Every line from the one with "Read all visible content and emit it as JSON." through the end of the records below should be restated word for word, and nothing outside that span.

- - - - - - -

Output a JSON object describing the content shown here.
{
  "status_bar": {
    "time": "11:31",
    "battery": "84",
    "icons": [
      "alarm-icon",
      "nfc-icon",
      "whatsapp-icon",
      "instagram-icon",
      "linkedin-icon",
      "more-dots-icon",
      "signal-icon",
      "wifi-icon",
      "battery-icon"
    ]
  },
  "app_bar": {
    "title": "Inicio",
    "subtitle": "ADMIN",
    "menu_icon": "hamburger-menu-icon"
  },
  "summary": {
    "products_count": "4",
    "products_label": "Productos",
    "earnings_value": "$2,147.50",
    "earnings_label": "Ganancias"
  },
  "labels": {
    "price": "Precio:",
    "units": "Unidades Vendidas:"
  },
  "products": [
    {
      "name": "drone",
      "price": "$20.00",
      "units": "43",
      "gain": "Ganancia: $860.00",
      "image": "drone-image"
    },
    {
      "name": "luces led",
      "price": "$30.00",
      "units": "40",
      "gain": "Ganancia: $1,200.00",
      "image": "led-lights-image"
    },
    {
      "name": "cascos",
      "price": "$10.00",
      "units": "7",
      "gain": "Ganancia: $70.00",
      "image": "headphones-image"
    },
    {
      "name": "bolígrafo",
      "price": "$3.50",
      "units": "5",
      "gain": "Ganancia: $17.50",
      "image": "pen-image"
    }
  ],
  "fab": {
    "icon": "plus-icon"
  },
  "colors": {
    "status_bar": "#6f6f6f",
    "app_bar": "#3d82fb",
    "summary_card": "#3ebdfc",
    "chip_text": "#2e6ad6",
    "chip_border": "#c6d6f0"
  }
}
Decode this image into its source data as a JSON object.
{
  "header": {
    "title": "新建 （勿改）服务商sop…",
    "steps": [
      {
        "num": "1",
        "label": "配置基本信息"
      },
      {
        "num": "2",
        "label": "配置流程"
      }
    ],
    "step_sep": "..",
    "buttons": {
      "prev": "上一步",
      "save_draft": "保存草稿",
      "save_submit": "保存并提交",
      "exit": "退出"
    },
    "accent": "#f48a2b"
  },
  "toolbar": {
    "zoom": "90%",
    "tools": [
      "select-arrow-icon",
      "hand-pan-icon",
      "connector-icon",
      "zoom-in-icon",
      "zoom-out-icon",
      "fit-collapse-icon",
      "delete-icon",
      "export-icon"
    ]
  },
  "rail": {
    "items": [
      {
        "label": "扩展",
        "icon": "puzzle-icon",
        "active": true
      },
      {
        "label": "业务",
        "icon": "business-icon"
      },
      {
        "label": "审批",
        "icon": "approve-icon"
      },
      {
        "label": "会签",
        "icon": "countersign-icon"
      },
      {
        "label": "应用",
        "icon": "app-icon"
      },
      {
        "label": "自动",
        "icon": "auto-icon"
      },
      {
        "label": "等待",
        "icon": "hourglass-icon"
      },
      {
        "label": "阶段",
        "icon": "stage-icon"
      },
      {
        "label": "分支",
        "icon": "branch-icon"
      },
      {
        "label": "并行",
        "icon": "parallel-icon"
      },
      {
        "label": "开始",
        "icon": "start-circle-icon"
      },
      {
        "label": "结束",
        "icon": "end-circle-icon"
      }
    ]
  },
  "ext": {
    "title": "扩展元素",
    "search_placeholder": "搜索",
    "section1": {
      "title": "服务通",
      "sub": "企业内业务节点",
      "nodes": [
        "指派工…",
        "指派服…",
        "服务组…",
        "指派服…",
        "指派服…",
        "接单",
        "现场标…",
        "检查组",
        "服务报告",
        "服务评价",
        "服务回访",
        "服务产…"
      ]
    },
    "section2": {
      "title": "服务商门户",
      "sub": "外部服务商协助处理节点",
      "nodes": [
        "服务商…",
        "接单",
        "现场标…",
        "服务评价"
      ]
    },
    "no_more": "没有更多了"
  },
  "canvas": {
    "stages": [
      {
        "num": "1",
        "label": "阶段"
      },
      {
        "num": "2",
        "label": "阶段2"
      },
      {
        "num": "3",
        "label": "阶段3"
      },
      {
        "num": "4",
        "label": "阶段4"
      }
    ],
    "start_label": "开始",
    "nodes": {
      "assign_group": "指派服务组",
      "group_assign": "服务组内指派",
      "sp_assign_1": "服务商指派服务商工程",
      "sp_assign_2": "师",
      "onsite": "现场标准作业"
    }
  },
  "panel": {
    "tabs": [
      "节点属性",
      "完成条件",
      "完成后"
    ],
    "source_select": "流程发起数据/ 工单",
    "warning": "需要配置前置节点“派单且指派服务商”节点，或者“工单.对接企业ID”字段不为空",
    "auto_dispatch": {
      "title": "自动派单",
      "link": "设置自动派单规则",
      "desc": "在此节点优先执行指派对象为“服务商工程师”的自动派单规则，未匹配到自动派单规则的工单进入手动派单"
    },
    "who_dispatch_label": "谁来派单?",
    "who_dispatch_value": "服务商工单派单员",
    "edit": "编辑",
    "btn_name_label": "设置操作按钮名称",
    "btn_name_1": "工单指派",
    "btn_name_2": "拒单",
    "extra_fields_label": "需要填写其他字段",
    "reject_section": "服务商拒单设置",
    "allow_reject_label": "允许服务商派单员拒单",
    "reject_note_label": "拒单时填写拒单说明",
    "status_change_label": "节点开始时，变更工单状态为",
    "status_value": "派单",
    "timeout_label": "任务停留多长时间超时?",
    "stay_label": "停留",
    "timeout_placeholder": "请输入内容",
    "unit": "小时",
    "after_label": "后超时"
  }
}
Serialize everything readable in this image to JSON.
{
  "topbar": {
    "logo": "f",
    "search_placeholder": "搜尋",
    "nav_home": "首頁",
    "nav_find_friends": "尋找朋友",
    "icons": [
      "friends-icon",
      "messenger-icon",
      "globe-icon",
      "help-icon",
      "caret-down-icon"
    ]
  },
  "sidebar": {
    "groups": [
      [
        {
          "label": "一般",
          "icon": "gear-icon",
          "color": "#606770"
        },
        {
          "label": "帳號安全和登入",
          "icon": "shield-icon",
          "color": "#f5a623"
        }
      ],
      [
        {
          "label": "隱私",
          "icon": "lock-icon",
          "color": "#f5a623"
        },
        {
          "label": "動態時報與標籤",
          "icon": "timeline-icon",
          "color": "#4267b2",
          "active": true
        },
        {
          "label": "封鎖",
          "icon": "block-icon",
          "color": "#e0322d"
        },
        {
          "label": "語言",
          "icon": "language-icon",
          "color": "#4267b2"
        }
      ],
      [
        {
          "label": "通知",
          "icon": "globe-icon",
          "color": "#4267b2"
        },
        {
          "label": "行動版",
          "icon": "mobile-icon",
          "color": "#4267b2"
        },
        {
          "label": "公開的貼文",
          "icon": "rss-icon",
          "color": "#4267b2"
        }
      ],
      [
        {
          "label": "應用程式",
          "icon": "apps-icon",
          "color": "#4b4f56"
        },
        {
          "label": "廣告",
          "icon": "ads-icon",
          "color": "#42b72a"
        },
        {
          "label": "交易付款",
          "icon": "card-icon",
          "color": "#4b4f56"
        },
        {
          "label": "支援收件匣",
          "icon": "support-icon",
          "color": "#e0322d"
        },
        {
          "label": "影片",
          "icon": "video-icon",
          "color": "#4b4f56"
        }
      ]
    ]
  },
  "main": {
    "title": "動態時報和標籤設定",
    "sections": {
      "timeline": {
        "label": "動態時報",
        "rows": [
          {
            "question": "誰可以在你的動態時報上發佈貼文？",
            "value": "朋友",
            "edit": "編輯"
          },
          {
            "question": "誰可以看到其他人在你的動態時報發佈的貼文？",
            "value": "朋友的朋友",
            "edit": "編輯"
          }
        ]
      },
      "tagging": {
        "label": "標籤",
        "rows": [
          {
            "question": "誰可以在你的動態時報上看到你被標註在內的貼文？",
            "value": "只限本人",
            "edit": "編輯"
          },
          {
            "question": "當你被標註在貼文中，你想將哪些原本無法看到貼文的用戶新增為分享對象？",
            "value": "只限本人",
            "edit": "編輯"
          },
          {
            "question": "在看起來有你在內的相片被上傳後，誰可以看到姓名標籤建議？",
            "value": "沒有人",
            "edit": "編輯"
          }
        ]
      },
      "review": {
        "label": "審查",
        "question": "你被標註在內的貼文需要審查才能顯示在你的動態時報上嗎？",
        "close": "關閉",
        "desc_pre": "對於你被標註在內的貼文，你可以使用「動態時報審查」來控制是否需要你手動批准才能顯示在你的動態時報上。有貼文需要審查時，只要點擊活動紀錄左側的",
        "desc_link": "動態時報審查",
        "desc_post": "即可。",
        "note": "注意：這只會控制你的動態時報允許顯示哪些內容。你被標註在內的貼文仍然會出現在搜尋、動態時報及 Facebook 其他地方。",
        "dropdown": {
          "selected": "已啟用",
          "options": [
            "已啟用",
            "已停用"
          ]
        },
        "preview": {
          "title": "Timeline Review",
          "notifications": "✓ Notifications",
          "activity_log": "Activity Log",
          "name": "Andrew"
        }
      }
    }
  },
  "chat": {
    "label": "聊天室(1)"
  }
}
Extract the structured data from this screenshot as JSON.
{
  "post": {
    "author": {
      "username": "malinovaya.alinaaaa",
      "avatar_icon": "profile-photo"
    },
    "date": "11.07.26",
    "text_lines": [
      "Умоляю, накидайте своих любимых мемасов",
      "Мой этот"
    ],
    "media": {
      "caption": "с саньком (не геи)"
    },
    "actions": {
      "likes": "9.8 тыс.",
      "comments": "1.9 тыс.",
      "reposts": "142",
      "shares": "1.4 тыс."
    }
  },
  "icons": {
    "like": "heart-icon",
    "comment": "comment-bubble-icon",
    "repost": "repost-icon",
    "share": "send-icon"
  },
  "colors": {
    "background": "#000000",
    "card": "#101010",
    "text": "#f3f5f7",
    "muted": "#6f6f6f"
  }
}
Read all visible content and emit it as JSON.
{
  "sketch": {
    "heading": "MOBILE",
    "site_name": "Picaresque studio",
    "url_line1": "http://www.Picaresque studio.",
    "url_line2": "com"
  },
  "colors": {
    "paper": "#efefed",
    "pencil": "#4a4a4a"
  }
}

- - - - - - -

The answer
Read all visible content and emit it as JSON.
{
  "sketch": {
    "heading": "MOBILE",
    "site_name": "Picaresque studio",
    "url_line1": "http://www.Picaresque studio.",
    "url_line2": "com"
  },
  "colors": {
    "paper": "#efefed",
    "pencil": "#4a4a4a"
  }
}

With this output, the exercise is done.